* GIVEN PROBLEM *
In the forum thread below on connecting sparklyr to YARN, what reason does the error give for the failure to launch the Spark shell?
::: DOCUMENT :::
Is the sparklyr R package able to connect to YARN-managed hadoop clusters? This doesn't seem to be documented in the cluster deployment documentation. Using the SparkR package that ships with Spark it is possible by doing:
# set R environment variables
Sys.setenv(YARN_CONF_DIR=...)
Sys.setenv(SPARK_CONF_DIR=...)
Sys.setenv(LD_LIBRARY_PATH=...)
Sys.setenv(SPARKR_SUBMIT_ARGS=...)
spark_lib_dir <- ... # install specific
library(SparkR, lib.loc = c(sparkr_lib_dir, .libPaths()))
sc <- sparkR.init(master = "yarn-client")
However when I swaped the last lines above with
library(sparklyr)
sc <- spark_connect(master = "yarn-client")
I get errors:
Error in start_shell(scon, list(), jars, packages) :
Failed to launch Spark shell. Ports file does not exist.
Path: /usr/hdp/2.4.2.0-258/spark/bin/spark-submit
Parameters: '--packages' 'com.databricks:spark-csv_2.11:1.3.0,com.amazonaws:aws-java-sdk-pom:1.10.34' '--jars' '<path to R lib>/3.2/sparklyr/java/rspark_utils.jar' sparkr-shell /tmp/RtmpT31OQT/filecfb07d7f8bfd.out
Ivy Default Cache set to: /home/mpollock/.ivy2/cache
The jars for the packages stored in: /home/mpollock/.ivy2/jars
:: loading settings :: url = jar:file:<path to spark install>/lib/spark-assembly-1.6.1.2.4.2.0-258-hadoop2.7.1.2.4.2.0-258.jar!/org/apache/ivy/core/settings/ivysettings.xml
com.databricks#spark-csv_2.11 added as a dependency
com.amazonaws#aws-java-sdk-pom added as a dependency
:: resolving dependencies :: org.apache.spark#spark-submit-parent;1.0
confs: [default]
:: resolution report :: resolve 480ms :: artifacts dl 0ms
:: modules in use:
-----------------------------------------
Is sparklyr an alternative to SparkR or is it built on top of the SparkR package?
::: DATA ENTRIES :::
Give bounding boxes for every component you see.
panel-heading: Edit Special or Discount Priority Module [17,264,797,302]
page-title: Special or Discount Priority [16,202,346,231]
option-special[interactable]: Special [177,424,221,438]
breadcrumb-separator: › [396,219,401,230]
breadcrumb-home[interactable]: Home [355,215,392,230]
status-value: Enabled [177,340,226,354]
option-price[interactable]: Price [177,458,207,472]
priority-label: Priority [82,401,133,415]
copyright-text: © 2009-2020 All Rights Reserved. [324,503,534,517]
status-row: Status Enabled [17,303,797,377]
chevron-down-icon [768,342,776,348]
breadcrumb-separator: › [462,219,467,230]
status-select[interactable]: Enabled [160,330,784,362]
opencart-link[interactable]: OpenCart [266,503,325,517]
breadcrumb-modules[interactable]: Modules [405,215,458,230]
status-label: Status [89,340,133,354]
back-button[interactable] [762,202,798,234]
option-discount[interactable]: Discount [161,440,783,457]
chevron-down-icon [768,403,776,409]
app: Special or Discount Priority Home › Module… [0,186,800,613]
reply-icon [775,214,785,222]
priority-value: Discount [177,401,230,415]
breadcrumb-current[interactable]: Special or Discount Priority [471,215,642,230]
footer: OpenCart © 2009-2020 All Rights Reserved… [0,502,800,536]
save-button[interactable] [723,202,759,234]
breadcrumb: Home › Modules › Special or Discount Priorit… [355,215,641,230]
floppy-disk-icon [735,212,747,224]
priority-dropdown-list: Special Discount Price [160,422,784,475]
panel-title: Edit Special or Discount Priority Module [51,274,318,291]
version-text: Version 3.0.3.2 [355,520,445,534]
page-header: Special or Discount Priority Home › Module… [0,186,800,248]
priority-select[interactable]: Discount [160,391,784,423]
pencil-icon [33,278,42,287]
:::
* THE ANSWER *
The ports file does not exist.